Stored data entries:
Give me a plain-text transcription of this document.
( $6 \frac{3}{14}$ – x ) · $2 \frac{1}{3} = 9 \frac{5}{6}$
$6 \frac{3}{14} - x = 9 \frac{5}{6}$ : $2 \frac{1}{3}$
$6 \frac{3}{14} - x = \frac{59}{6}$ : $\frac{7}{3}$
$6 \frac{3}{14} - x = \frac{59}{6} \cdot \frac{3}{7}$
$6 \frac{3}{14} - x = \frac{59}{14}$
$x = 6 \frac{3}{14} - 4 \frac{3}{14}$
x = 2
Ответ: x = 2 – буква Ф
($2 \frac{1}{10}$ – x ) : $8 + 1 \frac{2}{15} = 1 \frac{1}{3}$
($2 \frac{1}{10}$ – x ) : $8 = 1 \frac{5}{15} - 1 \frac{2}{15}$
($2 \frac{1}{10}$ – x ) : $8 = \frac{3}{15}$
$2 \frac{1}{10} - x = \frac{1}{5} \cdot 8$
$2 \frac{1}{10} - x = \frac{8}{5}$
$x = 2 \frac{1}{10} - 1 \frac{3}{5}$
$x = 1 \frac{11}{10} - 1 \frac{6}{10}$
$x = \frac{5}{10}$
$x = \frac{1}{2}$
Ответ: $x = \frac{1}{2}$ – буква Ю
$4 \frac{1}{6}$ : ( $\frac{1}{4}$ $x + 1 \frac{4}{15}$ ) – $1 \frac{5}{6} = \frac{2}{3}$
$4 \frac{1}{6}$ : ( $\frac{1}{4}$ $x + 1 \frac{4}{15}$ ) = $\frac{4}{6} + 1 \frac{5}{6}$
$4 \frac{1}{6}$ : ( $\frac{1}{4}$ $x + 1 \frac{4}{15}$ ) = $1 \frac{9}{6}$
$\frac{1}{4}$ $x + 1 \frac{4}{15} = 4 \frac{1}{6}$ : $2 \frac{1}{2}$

YOUR INSTRUCTIONS: Each line above is to be repeated exactly.

EXERCISE RESULT:
Give me a plain-text transcription of this document.
( $6 \frac{3}{14}$ – x ) · $2 \frac{1}{3} = 9 \frac{5}{6}$
$6 \frac{3}{14} - x = 9 \frac{5}{6}$ : $2 \frac{1}{3}$
$6 \frac{3}{14} - x = \frac{59}{6}$ : $\frac{7}{3}$
$6 \frac{3}{14} - x = \frac{59}{6} \cdot \frac{3}{7}$
$6 \frac{3}{14} - x = \frac{59}{14}$
$x = 6 \frac{3}{14} - 4 \frac{3}{14}$
x = 2
Ответ: x = 2 – буква Ф
($2 \frac{1}{10}$ – x ) : $8 + 1 \frac{2}{15} = 1 \frac{1}{3}$
($2 \frac{1}{10}$ – x ) : $8 = 1 \frac{5}{15} - 1 \frac{2}{15}$
($2 \frac{1}{10}$ – x ) : $8 = \frac{3}{15}$
$2 \frac{1}{10} - x = \frac{1}{5} \cdot 8$
$2 \frac{1}{10} - x = \frac{8}{5}$
$x = 2 \frac{1}{10} - 1 \frac{3}{5}$
$x = 1 \frac{11}{10} - 1 \frac{6}{10}$
$x = \frac{5}{10}$
$x = \frac{1}{2}$
Ответ: $x = \frac{1}{2}$ – буква Ю
$4 \frac{1}{6}$ : ( $\frac{1}{4}$ $x + 1 \frac{4}{15}$ ) – $1 \frac{5}{6} = \frac{2}{3}$
$4 \frac{1}{6}$ : ( $\frac{1}{4}$ $x + 1 \frac{4}{15}$ ) = $\frac{4}{6} + 1 \frac{5}{6}$
$4 \frac{1}{6}$ : ( $\frac{1}{4}$ $x + 1 \frac{4}{15}$ ) = $1 \frac{9}{6}$
$\frac{1}{4}$ $x + 1 \frac{4}{15} = 4 \frac{1}{6}$ : $2 \frac{1}{2}$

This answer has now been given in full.